Passage:
╔══

Oregon became the first state to implement a statewide mandatory rent control policy this week, limiting landlords to once-per-year rent increases that cannot go over seven percent, plus inflation.
Gov. Kate Brown (D) signed the measure on Thursday and it went into effect immediately, providing much-needed relief to residents dealing with increasing rent costs and rampant homelessness.
The move comes at a critical time in the United States, as states across the country struggle with a widespread housing affordability crisis. Salaries have not kept up with rising rent costs, and few states have enough affordable housing to meet the necessary demands.
These realities led Oregon to move rather quickly, thanks in large part to the groundswell of activism by tenant advocacy groups that elevated the voices of vulnerable and displaced tenants who have been affected by the state’s rising rent costs, evictions, and housing shortages firsthand.
“Oregon has a strong history of kind of wrestling with these hard issues and trying to take action on them, compared to other states that seem less willing to confront these issues head on,” Corianne Scally, principal research associate at the Urban Institute, told ThinkProgress. The advocacy on the part of activists cannot be discounted, she added, as grassroots leaders “gave a voice to renters that have been displaced from their homes over and over again.”
Many of these tenants ended up testifying at hearings prior to the passage of the bill, shedding light on how the housing crisis has affected them.
“This has been a huge hit for my family,” one tenant said, according to the Oregonian. “Without the connections that I have made in my community, I would not have housing right now … I cannot afford housing otherwise.”
A state report released in 2017 found that one in three Oregon residents spend more than half of their income on rent, a significant difference from the national average of 17 percent, according to a recent Pew Charitable Trusts study.

╚══

(Bounding box prediction data)

╔══

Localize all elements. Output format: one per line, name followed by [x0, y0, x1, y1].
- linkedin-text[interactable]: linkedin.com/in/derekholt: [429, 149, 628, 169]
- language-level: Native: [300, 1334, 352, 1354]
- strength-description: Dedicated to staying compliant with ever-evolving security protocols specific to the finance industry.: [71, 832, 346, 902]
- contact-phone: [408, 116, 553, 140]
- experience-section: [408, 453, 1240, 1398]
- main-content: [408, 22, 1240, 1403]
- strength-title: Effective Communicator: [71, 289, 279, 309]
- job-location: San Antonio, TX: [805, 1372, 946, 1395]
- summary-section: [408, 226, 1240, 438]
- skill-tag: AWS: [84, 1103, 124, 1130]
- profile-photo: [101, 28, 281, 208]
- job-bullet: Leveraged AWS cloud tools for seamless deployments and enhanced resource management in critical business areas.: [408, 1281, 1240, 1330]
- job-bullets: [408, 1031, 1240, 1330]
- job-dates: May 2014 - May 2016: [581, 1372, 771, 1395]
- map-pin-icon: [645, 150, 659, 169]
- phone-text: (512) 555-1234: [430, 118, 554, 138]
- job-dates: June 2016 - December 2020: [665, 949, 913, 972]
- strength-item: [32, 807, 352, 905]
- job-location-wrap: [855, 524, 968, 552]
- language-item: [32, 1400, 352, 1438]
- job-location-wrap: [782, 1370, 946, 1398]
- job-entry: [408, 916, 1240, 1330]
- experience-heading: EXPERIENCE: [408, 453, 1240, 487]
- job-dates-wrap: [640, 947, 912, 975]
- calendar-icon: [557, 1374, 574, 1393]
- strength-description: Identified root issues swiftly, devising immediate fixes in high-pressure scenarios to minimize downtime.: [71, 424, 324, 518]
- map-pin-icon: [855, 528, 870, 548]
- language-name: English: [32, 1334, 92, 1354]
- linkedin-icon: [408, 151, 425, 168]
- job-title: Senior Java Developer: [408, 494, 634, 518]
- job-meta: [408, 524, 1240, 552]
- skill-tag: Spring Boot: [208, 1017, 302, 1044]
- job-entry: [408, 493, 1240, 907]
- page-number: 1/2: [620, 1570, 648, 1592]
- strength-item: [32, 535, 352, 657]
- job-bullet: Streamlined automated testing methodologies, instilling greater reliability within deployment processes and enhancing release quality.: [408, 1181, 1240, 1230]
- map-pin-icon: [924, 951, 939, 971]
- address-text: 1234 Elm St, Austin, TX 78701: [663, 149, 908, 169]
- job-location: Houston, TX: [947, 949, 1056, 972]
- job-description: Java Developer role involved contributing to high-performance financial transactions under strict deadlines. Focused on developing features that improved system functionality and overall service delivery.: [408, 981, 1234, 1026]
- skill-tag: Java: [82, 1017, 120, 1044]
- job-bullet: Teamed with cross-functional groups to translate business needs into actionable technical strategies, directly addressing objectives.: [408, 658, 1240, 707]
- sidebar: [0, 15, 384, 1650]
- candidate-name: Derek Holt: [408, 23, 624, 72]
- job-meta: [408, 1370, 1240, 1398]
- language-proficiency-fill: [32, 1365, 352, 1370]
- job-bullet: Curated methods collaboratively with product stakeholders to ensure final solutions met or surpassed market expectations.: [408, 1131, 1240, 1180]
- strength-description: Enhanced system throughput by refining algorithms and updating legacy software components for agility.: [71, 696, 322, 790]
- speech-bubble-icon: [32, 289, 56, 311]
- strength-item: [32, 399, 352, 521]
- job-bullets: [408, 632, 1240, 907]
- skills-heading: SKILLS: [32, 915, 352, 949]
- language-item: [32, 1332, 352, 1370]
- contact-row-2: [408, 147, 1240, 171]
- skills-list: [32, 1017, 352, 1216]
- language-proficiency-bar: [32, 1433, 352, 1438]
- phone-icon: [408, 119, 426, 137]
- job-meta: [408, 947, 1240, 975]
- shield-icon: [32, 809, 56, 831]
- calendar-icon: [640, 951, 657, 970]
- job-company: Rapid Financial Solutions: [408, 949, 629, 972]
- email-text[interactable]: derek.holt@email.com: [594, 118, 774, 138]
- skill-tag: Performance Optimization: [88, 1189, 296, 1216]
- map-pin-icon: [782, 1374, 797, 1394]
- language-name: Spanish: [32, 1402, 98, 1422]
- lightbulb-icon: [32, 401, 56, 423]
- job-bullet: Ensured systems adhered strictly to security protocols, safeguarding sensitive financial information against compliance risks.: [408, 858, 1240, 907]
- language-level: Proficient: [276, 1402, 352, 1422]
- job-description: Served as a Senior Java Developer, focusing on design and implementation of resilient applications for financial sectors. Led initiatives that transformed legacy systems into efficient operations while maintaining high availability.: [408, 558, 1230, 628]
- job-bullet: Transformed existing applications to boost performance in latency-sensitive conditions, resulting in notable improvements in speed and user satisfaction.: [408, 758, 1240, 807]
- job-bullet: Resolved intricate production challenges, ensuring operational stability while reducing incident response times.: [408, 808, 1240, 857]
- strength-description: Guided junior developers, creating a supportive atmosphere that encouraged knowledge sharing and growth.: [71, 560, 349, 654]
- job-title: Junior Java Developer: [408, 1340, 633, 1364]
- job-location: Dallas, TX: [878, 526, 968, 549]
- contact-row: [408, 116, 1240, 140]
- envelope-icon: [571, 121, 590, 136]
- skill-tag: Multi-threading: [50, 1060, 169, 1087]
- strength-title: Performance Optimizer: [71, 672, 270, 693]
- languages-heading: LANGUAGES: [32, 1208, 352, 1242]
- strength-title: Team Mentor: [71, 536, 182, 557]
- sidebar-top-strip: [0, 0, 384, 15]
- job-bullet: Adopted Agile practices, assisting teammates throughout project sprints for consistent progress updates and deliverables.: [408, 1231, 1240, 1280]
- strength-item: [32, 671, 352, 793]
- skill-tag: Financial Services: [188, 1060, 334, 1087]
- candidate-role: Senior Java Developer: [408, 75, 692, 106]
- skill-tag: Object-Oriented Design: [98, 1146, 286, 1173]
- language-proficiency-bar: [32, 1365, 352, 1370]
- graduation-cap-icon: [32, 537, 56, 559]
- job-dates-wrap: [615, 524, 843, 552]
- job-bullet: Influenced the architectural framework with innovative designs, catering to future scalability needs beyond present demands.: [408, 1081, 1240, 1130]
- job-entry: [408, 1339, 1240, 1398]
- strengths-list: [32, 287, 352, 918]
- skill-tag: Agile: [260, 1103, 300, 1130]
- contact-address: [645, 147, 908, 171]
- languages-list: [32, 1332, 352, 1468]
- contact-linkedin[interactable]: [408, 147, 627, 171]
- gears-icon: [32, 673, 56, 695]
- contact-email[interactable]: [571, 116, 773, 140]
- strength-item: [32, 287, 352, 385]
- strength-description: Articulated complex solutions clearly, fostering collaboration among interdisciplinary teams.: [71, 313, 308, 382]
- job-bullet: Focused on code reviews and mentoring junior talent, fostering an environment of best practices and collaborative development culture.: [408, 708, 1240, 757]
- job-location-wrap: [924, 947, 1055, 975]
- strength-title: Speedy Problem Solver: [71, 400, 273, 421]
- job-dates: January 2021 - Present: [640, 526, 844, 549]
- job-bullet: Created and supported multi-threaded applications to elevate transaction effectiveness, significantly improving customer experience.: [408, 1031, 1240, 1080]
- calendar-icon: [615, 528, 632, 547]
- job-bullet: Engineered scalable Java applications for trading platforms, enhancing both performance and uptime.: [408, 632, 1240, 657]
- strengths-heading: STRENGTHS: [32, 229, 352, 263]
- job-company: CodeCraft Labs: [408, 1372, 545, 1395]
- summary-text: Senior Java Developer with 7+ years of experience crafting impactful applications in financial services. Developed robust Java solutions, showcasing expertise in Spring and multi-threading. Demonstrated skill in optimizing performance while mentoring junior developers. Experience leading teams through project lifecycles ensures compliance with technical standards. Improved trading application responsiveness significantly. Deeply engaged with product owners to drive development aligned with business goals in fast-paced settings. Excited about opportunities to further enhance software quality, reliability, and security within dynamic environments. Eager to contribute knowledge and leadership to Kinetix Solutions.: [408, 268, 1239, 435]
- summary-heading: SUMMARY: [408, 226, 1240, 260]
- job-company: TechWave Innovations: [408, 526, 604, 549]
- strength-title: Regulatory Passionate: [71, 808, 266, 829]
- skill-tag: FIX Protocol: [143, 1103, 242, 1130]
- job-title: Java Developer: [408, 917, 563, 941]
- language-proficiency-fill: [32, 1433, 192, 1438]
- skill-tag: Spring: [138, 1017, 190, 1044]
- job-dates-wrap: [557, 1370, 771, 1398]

╚══

Exercise 1:
Name every organization or publication mentioned in the article on Oregon's rent control law.
Exercise 2:
Answer these questions from the article on Oregon's rent control law:
(a) How often can landlords raise rent under the new policy, and by how much at most?
(b) What position does Corianne Scally hold?
(c) According to the 2017 state report, what share of Oregon residents spend more than half of their income on rent?
Exercise 3:
Write out the article on Oregon's rent control law from "Gov. Kate Brown" up to and including "the necessary demands.".

Solution 1:
Urban Institute
ThinkProgress
the Oregonian
Pew Charitable Trusts

Solution 2:
(a) Once per year, by no more than seven percent plus inflation.
(b) Principal research associate at the Urban Institute.
(c) One in three.

Solution 3:
Gov. Kate Brown (D) signed the measure on Thursday and it went into effect immediately, providing much-needed relief to residents dealing with increasing rent costs and rampant homelessness.
The move comes at a critical time in the United States, as states across the country struggle with a widespread housing affordability crisis. Salaries have not kept up with rising rent costs, and few states have enough affordable housing to meet the necessary demands.